Problem statement. Render the data from its first line through the line containing "Text: 7000 GeV pp: 7000 GeV pp [97,22,178,34]", both ends included, as a Markdown table with the columns Row and Line. Put the row number in the first column and the line in the second, and skip any blank lines.

Record set.

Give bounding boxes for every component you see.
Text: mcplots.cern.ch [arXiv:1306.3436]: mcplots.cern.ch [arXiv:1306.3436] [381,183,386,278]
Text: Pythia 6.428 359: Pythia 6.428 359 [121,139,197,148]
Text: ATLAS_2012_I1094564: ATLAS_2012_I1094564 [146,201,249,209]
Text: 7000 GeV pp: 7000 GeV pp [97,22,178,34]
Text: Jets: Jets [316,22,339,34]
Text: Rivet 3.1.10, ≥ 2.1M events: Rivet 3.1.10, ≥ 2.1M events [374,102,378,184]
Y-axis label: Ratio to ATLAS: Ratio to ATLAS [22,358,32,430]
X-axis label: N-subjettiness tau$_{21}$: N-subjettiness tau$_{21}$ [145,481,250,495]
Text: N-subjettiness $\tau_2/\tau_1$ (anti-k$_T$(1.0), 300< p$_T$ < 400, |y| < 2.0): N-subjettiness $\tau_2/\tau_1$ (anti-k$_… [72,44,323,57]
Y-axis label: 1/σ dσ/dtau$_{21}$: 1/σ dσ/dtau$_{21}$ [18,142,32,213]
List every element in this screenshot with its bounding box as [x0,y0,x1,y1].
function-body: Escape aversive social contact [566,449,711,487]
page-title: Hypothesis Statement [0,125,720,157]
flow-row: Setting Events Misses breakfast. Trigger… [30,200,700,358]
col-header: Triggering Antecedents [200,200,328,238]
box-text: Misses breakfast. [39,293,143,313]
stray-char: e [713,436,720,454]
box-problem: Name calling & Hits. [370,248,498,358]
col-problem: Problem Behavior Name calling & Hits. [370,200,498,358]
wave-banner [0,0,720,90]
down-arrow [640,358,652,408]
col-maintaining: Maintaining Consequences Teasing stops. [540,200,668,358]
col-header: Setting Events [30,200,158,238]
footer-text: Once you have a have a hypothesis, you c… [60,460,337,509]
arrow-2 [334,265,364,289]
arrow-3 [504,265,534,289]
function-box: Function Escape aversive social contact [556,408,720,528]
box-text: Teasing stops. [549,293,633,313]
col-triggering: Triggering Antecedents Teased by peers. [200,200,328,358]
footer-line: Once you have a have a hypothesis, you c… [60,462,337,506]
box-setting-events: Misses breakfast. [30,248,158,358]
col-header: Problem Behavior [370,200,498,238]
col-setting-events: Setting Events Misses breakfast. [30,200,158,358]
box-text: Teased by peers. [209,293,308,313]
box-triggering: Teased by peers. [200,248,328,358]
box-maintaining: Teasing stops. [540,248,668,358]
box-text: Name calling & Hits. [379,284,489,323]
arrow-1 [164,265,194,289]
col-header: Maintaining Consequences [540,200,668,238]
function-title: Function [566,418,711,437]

Solved exercise.
| Row | Line |
|---|---|
| 1 | Give bounding boxes for every component you see. |
| 2 | Text: mcplots.cern.ch [arXiv:1306.3436]: mcplots.cern.ch [arXiv:1306.3436] [381,183,386,278] |
| 3 | Text: Pythia 6.428 359: Pythia 6.428 359 [121,139,197,148] |
| 4 | Text: ATLAS_2012_I1094564: ATLAS_2012_I1094564 [146,201,249,209] |
| 5 | Text: 7000 GeV pp: 7000 GeV pp [97,22,178,34] |